# [WHAT IS NEEDED]
Determine how many lines contain the string "kind", then reply with that figure only.

* Start PROVIDED RECORDS *

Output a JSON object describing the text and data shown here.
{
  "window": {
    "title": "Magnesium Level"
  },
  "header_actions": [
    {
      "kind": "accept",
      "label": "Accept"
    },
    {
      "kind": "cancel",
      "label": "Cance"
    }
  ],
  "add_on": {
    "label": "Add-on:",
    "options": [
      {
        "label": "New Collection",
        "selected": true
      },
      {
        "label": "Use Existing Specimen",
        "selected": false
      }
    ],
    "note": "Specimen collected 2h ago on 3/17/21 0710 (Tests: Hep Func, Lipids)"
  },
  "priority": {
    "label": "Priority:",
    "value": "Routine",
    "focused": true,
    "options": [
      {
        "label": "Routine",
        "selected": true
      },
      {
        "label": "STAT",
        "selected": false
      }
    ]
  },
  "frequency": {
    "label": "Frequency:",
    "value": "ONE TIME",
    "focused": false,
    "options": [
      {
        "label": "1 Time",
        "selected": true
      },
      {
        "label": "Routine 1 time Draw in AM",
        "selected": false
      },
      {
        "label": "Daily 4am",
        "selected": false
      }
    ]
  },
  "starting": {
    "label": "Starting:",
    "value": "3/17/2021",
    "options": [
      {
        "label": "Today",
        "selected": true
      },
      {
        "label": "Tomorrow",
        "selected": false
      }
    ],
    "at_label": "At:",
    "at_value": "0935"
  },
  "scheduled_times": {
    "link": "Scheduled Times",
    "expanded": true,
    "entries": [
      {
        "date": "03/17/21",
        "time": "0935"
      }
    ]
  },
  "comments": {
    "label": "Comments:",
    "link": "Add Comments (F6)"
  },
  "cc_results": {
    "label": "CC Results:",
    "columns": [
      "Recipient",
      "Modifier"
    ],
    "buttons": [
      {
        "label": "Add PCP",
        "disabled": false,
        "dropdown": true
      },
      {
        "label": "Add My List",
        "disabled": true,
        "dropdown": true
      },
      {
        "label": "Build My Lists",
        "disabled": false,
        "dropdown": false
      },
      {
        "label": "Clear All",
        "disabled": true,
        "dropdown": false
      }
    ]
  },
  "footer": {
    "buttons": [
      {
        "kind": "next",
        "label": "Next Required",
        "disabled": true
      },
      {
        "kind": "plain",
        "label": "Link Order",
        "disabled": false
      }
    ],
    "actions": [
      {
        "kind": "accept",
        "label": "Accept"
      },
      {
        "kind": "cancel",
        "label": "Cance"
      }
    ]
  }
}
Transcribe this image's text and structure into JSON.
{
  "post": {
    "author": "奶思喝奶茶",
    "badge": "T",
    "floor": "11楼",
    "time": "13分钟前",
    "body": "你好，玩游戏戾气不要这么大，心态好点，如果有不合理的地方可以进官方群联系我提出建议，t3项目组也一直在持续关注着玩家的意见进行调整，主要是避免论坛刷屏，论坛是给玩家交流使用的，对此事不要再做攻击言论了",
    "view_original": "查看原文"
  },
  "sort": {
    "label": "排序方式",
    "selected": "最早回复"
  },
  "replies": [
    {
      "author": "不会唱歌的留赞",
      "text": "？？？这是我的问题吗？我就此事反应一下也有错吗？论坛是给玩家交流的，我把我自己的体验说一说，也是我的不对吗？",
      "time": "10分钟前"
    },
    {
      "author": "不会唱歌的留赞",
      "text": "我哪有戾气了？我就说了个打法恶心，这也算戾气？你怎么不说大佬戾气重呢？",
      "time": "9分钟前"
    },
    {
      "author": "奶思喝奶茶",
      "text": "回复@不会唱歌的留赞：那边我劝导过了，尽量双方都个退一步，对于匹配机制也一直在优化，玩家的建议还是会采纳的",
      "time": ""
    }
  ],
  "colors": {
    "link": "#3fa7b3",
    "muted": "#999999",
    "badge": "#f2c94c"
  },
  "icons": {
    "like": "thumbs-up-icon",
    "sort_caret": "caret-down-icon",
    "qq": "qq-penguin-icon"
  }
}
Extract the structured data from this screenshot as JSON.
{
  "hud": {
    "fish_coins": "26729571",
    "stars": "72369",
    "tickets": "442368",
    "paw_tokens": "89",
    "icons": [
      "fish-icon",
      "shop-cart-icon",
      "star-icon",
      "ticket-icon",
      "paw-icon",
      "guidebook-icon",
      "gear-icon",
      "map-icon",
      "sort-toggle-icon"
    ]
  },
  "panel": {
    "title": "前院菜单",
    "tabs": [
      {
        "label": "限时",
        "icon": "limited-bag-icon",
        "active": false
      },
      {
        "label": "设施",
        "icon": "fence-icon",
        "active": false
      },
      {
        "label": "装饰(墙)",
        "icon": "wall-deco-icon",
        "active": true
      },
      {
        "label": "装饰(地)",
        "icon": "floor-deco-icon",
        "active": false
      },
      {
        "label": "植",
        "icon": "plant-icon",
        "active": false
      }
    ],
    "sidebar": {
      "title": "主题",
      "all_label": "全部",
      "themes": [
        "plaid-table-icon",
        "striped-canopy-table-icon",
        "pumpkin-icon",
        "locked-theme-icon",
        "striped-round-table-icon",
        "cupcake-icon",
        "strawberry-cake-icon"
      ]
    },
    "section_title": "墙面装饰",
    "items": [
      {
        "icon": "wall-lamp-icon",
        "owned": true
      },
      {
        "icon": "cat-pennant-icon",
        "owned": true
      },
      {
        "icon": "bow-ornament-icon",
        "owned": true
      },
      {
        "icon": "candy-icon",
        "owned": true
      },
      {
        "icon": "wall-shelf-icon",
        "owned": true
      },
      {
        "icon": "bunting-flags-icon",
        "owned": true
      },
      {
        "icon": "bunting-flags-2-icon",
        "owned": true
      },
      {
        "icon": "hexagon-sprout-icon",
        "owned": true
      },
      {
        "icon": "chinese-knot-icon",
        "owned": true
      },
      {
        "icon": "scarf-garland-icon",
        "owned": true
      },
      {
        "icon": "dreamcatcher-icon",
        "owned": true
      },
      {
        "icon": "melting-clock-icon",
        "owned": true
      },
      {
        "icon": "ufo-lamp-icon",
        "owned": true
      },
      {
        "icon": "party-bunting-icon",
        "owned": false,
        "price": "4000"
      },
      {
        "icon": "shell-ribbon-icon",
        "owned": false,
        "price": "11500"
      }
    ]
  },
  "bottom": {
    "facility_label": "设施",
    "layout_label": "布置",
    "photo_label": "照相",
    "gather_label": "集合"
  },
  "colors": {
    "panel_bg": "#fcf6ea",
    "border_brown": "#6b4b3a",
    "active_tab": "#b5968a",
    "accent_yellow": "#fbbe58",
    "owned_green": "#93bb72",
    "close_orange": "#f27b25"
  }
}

* End PROVIDED RECORDS *

# [SOLUTION TO THIS PROBLEM]
6